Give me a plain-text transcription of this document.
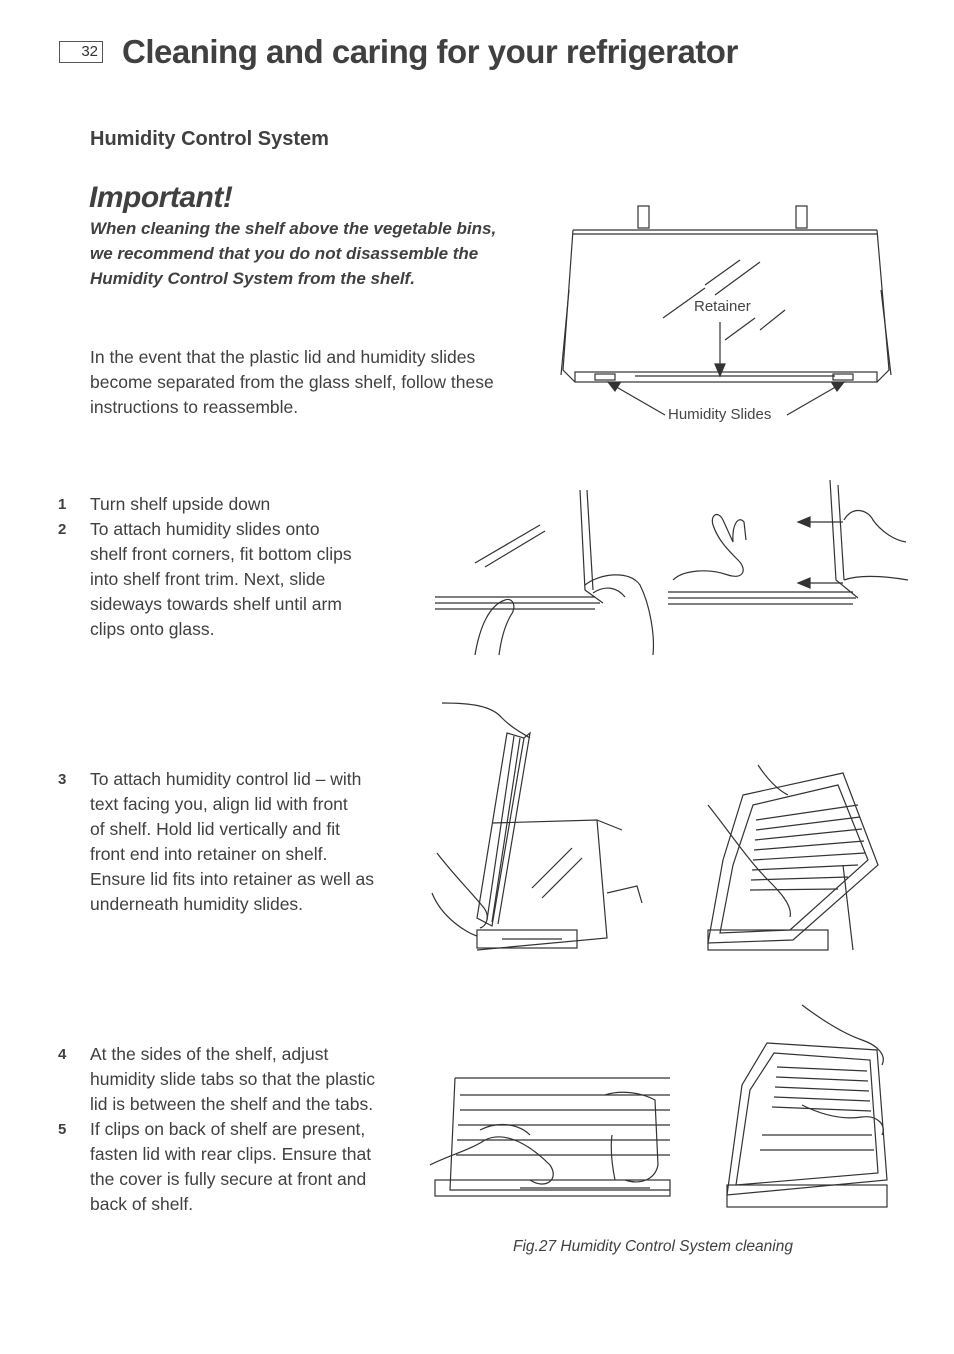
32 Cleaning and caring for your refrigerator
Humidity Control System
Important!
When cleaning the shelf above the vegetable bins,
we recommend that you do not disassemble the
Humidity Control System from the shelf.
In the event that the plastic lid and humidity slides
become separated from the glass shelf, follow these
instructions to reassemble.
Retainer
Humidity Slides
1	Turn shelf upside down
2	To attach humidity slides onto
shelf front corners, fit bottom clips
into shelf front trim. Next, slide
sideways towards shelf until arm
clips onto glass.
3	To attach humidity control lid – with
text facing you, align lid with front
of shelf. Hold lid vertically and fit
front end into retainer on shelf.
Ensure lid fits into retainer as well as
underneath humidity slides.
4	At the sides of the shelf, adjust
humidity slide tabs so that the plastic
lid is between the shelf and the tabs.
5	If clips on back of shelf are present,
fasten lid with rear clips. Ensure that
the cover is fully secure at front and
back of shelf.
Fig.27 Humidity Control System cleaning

-=-=-

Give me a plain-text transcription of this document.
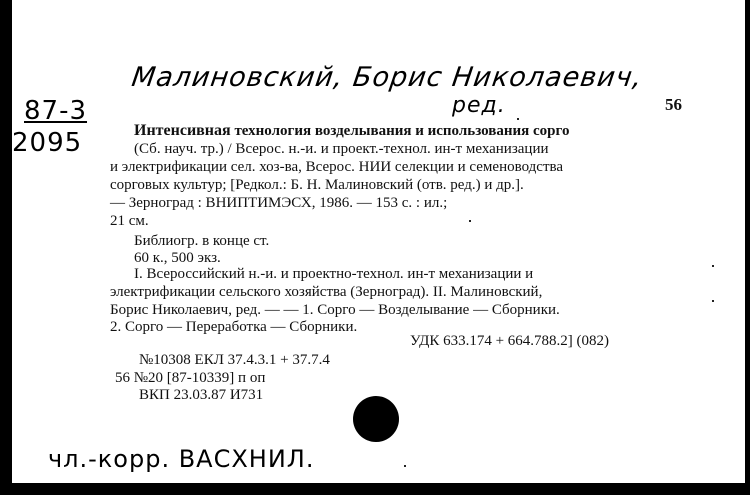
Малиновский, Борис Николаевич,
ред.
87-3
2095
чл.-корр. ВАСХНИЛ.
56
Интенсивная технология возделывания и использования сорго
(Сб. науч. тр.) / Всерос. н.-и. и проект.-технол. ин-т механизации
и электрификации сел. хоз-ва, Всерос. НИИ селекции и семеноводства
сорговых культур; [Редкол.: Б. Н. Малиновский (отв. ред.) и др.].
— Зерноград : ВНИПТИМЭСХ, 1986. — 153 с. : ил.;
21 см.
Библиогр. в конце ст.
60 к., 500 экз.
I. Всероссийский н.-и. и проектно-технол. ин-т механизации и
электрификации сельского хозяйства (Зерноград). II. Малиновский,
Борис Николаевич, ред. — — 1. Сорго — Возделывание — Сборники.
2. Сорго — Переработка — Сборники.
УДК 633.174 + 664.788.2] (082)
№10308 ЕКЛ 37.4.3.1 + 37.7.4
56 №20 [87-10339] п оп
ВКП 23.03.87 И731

-=-=-

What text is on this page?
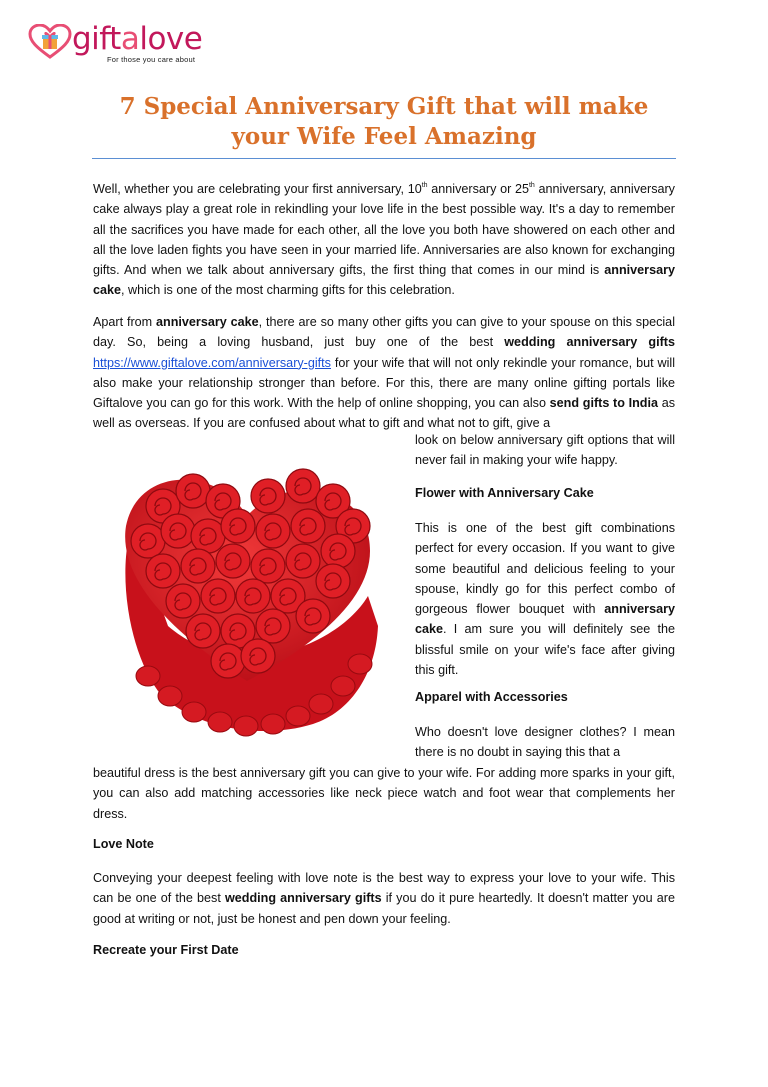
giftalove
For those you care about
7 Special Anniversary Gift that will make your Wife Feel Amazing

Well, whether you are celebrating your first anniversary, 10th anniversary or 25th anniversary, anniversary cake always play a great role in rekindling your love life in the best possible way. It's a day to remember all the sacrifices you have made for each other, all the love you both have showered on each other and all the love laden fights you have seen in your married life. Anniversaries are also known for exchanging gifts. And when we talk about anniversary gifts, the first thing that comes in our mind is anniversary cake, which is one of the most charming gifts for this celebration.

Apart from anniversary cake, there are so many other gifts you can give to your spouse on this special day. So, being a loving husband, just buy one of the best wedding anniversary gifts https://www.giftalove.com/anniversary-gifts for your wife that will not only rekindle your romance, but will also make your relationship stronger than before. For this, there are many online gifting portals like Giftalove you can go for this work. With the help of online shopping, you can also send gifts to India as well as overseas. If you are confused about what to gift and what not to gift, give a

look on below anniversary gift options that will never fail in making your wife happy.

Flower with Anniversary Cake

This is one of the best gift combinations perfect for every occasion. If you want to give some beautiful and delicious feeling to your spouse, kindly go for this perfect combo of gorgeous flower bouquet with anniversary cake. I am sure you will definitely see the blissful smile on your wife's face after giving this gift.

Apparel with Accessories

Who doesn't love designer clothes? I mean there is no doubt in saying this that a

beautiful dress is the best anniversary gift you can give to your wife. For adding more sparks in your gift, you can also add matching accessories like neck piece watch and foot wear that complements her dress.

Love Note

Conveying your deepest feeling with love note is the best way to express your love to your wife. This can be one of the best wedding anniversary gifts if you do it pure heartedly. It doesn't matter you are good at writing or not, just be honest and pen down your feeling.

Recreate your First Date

-=-=-

Exercise aim ::
Locate all lines that include the word "into" and copy them out.

Response below ::
into shelf front trim. Next, slide
front end into retainer on shelf.
Ensure lid fits into retainer as well as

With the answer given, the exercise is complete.